What is needed
Return the lines below that carry the word "this".

Recorded information
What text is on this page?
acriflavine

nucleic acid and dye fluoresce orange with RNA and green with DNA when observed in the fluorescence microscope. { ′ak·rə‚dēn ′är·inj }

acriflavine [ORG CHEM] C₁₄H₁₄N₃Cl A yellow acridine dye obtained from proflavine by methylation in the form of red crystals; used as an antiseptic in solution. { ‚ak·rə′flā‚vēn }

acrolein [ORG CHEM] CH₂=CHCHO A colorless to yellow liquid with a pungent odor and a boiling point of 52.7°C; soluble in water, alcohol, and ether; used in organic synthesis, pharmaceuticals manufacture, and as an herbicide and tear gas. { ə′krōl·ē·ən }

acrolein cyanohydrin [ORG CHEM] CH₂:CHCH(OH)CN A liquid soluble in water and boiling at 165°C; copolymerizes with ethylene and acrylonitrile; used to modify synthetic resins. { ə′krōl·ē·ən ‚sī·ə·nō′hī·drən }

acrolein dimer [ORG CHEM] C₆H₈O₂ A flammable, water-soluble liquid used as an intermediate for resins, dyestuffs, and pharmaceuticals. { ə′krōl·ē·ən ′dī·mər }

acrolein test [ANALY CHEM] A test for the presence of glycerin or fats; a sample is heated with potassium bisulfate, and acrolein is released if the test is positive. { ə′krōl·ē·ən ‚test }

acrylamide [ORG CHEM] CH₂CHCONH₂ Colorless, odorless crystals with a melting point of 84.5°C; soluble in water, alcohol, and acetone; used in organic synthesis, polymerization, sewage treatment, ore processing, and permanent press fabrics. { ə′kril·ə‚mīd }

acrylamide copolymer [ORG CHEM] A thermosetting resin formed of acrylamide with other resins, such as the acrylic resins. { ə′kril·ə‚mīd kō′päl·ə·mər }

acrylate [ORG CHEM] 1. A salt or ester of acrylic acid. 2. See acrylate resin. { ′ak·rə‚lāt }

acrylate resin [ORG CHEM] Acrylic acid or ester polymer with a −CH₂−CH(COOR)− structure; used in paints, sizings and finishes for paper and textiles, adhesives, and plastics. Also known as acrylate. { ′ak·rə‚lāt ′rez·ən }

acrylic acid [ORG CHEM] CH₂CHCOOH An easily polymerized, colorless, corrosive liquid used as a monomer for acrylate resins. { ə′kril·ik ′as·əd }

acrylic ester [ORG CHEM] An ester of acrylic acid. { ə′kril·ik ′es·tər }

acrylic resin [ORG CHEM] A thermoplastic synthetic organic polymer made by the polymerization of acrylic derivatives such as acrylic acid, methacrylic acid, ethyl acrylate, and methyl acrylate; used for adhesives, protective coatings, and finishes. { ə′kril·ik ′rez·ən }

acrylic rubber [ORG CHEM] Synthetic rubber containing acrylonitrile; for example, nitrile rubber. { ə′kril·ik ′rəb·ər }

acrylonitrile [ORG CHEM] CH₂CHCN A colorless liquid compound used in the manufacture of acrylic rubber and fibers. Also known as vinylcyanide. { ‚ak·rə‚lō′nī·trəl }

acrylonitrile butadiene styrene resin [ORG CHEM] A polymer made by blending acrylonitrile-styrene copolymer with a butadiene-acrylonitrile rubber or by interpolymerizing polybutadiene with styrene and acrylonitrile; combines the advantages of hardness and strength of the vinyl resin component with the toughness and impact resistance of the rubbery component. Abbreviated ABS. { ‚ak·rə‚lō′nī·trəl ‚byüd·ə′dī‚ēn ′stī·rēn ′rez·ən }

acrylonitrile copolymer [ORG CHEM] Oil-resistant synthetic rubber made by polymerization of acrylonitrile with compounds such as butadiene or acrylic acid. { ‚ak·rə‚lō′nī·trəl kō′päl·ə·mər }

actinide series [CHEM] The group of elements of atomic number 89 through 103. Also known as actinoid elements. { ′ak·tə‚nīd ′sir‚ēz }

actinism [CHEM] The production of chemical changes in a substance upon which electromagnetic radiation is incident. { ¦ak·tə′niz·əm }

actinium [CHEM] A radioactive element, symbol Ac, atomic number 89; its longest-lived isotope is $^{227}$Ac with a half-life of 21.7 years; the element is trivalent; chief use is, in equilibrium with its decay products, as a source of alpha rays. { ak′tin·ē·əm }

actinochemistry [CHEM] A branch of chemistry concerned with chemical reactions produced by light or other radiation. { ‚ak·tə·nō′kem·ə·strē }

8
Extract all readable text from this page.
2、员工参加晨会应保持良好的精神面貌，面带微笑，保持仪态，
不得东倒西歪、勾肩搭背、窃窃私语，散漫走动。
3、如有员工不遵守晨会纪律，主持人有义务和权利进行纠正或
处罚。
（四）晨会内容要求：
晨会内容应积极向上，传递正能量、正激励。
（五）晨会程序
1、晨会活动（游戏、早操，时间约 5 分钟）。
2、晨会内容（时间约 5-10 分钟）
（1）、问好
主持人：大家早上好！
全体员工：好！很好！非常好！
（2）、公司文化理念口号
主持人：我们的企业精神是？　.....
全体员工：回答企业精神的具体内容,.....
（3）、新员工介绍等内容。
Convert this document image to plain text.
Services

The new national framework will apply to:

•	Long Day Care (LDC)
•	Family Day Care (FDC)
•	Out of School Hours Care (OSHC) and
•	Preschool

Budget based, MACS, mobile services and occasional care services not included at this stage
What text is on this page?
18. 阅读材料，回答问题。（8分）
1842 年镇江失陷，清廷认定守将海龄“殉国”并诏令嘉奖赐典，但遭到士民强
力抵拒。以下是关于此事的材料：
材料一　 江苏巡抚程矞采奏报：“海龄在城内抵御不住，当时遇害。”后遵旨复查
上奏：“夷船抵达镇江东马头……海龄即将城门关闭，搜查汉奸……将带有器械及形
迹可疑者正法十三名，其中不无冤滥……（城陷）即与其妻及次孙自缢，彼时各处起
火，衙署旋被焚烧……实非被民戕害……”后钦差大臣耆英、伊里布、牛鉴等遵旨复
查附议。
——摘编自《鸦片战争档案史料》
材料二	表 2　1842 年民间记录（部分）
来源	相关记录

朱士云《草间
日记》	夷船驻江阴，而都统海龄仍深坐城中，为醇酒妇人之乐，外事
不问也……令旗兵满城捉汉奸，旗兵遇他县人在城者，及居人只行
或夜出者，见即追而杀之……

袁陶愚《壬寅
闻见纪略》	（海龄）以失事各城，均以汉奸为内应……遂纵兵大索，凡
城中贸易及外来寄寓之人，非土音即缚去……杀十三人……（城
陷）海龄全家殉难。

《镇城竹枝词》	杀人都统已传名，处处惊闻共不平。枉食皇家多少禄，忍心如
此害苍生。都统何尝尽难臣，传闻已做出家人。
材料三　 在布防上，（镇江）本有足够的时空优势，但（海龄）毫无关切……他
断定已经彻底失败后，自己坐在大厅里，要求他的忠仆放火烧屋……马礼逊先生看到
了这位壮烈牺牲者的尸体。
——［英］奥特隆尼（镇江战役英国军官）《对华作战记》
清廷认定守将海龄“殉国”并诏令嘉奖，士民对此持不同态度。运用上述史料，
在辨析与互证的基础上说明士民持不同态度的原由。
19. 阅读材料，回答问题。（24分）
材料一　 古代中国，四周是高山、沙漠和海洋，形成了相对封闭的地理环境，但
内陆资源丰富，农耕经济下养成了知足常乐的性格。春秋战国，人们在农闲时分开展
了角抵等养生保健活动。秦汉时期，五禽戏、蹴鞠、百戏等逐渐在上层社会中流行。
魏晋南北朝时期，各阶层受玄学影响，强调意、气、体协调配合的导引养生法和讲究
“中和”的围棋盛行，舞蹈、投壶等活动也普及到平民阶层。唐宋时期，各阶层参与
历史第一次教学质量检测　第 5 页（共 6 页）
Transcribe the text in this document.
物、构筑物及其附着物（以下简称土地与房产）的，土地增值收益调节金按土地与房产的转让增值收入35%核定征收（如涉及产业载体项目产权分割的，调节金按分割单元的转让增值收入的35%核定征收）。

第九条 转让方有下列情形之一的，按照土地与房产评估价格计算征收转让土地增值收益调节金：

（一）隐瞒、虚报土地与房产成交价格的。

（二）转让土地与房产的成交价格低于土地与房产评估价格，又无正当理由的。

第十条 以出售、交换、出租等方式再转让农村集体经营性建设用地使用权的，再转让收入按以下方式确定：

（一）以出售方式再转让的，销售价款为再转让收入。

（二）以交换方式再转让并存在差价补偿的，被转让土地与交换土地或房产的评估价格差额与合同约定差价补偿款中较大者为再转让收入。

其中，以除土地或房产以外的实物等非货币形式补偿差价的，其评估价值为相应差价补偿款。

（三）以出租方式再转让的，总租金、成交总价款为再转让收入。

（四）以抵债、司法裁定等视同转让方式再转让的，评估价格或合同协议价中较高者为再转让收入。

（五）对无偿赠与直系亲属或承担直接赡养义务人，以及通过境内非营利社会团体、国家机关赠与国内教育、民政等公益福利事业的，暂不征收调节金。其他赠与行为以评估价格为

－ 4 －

Response
What text is on this page?
Extract all readable text from this page.
Convert this document image to plain text.
Budget based, MACS, mobile services and occasional care services not included at this stage
What text is on this page?
Transcribe the text in this document.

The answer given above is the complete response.